> **The request**
Extract the lines that carry the string "HALSTEAD" from the listing.

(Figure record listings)
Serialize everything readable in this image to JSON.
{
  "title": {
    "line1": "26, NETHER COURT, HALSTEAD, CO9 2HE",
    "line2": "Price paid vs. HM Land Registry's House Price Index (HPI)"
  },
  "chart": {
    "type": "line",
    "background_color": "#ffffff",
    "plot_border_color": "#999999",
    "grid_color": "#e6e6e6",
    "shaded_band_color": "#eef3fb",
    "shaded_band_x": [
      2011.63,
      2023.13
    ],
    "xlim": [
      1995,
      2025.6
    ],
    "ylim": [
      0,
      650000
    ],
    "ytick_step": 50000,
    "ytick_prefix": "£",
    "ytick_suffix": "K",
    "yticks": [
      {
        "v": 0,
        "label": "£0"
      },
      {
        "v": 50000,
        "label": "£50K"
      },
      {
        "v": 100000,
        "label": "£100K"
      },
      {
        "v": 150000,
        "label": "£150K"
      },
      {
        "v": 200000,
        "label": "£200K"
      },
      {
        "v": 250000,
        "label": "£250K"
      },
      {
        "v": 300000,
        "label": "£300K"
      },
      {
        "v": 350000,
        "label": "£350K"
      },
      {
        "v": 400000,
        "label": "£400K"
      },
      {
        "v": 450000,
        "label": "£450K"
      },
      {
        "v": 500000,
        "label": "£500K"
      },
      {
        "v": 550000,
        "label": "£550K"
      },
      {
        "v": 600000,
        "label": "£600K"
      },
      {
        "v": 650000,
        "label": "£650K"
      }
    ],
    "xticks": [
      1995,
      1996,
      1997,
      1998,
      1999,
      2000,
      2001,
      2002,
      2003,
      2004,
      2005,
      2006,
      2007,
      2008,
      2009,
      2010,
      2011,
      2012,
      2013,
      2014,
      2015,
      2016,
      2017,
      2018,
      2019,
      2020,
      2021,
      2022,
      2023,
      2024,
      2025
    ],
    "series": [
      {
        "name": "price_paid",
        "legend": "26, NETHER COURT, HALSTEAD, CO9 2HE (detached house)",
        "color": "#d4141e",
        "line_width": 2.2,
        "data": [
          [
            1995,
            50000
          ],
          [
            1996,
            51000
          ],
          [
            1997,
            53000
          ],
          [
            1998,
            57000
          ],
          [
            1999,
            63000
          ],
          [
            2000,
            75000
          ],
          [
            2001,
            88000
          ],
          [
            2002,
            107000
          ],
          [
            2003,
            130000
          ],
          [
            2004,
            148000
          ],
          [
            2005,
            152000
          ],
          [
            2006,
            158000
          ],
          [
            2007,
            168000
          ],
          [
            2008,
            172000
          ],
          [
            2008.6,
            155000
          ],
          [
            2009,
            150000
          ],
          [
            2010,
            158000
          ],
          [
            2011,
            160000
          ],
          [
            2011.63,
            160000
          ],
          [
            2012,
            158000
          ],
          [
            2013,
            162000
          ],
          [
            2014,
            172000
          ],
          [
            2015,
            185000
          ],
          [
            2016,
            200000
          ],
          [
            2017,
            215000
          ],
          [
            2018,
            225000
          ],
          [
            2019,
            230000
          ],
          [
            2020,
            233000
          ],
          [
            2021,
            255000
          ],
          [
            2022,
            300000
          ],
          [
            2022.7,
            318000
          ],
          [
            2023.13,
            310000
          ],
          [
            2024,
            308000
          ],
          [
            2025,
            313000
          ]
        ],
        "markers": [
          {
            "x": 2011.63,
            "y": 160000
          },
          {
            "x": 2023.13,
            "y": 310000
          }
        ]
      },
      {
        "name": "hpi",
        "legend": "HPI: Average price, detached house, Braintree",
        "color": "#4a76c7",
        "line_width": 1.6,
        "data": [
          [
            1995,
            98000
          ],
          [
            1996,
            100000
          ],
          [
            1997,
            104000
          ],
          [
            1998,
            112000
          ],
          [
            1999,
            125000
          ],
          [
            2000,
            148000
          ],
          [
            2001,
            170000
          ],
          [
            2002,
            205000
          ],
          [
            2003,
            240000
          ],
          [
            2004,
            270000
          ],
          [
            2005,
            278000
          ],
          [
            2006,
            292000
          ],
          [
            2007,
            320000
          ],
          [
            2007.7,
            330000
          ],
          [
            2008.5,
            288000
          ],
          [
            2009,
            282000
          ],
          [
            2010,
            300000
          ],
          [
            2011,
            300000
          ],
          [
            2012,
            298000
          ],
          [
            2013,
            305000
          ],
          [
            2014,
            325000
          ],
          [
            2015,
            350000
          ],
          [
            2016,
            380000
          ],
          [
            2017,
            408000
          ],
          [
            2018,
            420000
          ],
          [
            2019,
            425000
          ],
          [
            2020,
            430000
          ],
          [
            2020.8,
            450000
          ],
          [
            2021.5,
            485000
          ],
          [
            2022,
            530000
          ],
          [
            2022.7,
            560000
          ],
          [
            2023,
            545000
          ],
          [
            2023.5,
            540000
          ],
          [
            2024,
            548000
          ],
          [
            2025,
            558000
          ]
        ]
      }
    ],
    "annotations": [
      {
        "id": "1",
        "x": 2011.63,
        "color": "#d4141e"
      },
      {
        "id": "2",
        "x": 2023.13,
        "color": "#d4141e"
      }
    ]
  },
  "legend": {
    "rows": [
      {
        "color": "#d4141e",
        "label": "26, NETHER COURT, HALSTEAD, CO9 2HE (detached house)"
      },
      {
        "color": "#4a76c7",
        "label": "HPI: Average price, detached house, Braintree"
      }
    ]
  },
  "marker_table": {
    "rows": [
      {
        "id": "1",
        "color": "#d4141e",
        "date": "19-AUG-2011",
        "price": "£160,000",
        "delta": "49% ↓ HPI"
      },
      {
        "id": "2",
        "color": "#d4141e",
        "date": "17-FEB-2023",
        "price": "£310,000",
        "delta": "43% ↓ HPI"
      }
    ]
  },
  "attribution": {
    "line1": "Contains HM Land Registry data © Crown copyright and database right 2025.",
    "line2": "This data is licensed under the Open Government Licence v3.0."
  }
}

> **The answer**
    "line1": "26, NETHER COURT, HALSTEAD, CO9 2HE",
        "legend": "26, NETHER COURT, HALSTEAD, CO9 2HE (detached house)",
        "label": "26, NETHER COURT, HALSTEAD, CO9 2HE (detached house)"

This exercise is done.